[Information shown]:
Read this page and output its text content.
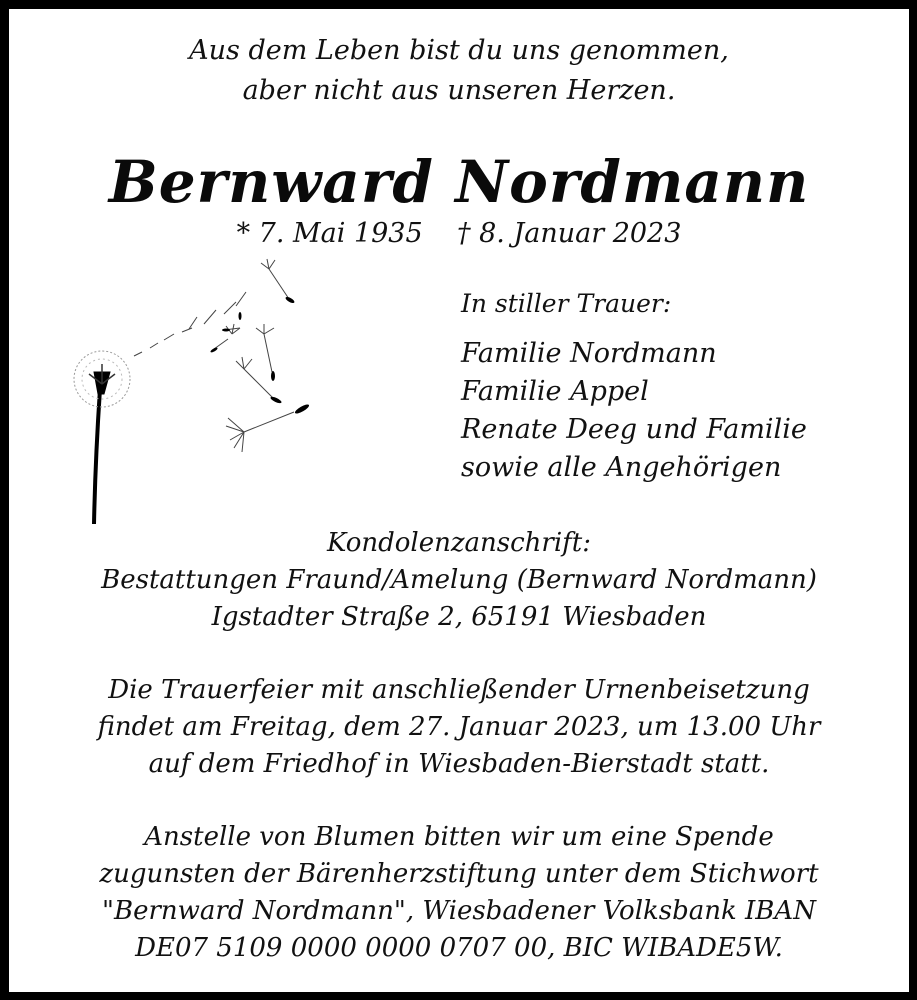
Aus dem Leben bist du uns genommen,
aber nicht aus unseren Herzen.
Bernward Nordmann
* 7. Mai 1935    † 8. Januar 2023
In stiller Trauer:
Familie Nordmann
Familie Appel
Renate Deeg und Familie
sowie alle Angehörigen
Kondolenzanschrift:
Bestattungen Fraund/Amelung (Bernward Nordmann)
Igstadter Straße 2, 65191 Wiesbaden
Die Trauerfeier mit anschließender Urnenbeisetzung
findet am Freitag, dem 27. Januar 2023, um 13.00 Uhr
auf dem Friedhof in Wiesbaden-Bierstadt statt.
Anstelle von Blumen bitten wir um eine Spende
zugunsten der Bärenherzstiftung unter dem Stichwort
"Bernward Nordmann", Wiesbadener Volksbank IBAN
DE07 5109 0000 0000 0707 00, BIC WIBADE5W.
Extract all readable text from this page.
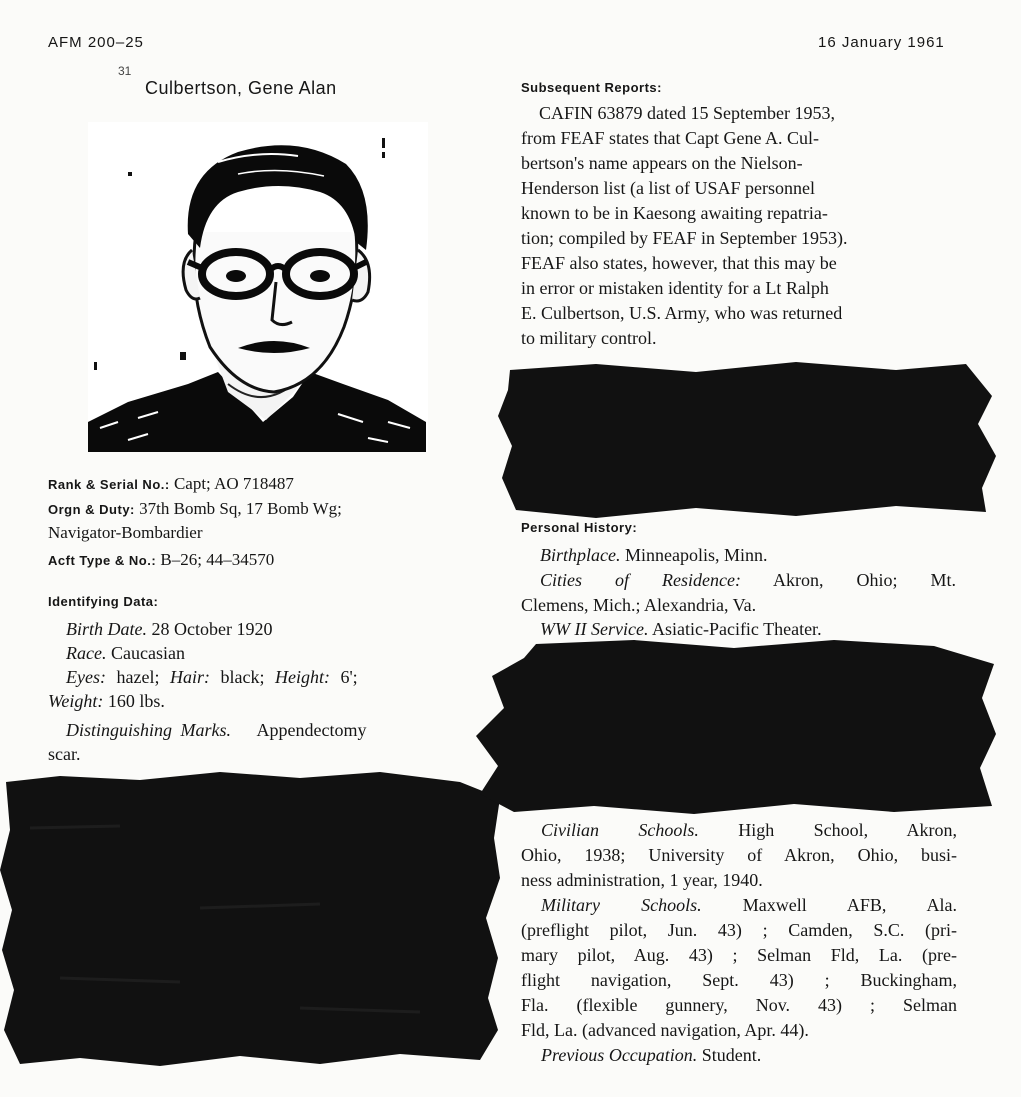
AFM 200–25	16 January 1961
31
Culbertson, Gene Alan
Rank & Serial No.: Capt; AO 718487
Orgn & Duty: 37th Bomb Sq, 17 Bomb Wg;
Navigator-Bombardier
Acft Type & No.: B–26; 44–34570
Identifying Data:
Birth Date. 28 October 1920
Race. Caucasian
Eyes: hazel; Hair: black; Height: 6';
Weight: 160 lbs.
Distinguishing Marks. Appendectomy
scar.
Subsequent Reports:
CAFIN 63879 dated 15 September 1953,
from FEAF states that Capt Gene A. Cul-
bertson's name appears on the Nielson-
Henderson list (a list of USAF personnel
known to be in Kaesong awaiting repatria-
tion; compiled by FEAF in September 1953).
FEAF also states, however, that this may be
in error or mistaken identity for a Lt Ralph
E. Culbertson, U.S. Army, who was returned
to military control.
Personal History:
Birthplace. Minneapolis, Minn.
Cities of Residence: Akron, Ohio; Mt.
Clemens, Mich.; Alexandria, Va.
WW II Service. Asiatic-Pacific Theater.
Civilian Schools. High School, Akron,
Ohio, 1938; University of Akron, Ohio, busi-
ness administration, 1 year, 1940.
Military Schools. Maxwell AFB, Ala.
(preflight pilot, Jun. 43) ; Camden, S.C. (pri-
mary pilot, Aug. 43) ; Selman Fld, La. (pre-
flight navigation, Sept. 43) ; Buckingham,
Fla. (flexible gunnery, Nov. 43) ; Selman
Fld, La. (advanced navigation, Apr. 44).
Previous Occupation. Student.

...

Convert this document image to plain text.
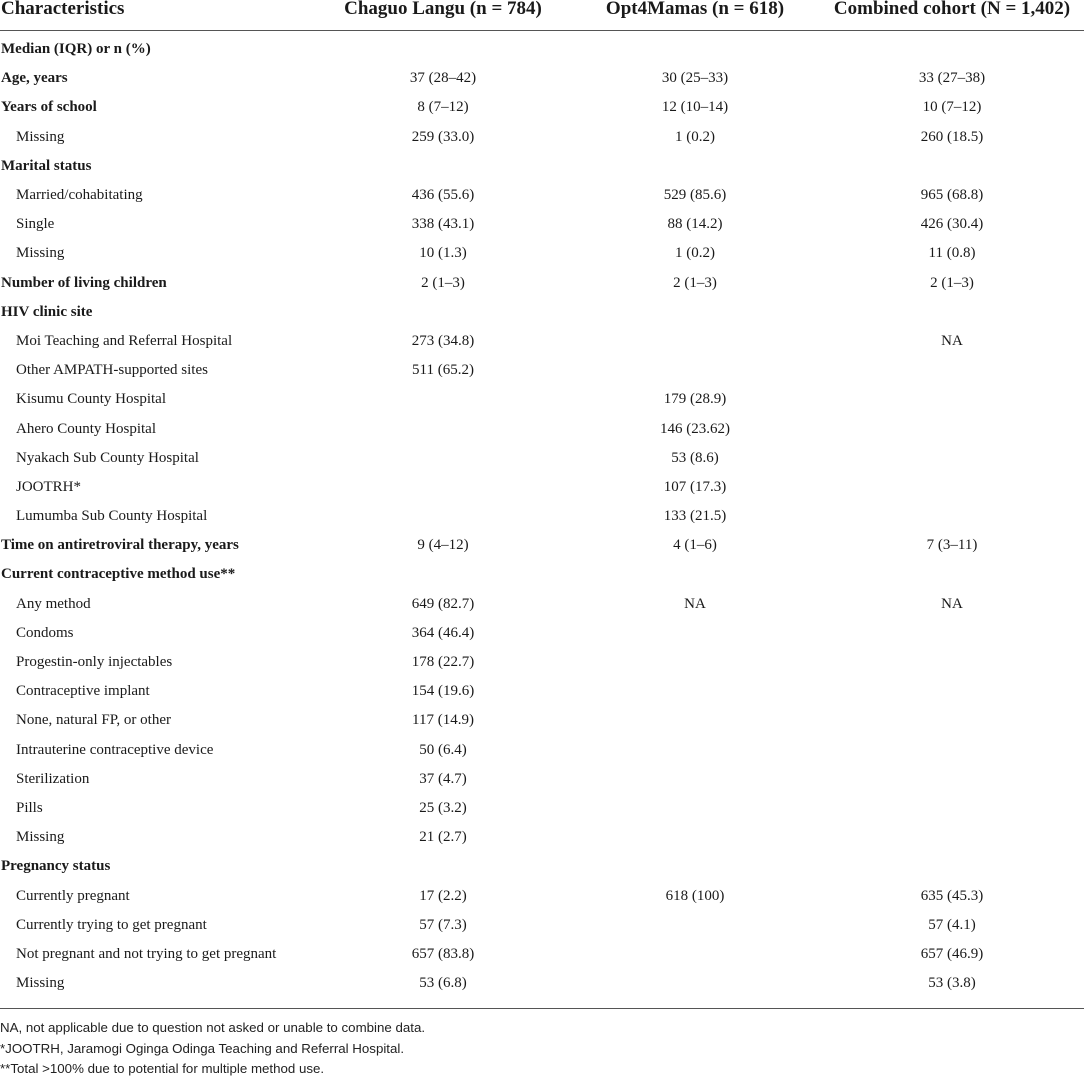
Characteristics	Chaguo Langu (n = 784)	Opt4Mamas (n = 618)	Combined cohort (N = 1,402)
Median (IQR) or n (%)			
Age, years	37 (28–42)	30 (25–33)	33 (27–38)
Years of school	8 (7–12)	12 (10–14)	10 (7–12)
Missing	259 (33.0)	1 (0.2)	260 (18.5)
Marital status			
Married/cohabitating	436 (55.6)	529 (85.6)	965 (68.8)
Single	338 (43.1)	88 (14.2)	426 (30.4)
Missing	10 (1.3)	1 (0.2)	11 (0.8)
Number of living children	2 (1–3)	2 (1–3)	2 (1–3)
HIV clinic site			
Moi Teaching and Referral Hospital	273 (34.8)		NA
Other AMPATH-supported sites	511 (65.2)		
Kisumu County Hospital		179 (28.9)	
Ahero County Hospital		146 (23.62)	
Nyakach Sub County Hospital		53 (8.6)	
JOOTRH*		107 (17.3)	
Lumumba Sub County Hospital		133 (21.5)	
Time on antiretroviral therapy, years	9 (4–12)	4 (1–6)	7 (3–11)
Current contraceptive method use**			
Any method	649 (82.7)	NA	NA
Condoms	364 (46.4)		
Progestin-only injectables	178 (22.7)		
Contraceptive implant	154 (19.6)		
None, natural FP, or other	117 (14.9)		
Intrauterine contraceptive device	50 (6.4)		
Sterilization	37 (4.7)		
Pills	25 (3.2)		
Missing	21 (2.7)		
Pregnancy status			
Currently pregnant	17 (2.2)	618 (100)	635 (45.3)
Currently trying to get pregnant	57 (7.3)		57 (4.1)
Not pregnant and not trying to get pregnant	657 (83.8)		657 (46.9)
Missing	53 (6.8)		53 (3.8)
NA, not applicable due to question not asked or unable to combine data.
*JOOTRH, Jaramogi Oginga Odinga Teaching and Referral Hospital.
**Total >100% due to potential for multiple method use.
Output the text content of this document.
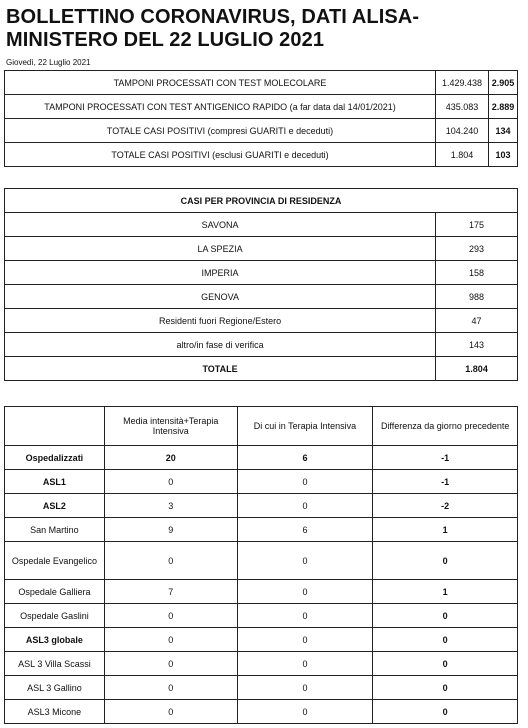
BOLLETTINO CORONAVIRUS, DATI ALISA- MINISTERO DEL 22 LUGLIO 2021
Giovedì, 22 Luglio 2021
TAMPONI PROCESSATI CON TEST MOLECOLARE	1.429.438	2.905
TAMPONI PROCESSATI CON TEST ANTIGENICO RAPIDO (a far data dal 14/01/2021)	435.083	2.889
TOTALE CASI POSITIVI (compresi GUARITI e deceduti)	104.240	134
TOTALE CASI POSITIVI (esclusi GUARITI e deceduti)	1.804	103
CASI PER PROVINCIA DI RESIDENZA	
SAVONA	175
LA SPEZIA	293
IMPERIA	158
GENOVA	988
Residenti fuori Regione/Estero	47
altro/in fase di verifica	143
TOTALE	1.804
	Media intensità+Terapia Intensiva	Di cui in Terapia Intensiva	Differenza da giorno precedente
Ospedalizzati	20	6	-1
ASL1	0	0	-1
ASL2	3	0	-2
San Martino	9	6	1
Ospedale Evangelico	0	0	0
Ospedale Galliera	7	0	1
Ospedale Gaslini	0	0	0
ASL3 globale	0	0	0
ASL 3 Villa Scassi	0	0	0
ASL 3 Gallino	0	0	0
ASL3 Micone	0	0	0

[Directions]: Please go through the listing and return each line that has "Akron" in it.

[Problem solution]:
Cities of Residence: Akron, Ohio; Mt.
Civilian Schools. High School, Akron,
Ohio, 1938; University of Akron, Ohio, busi-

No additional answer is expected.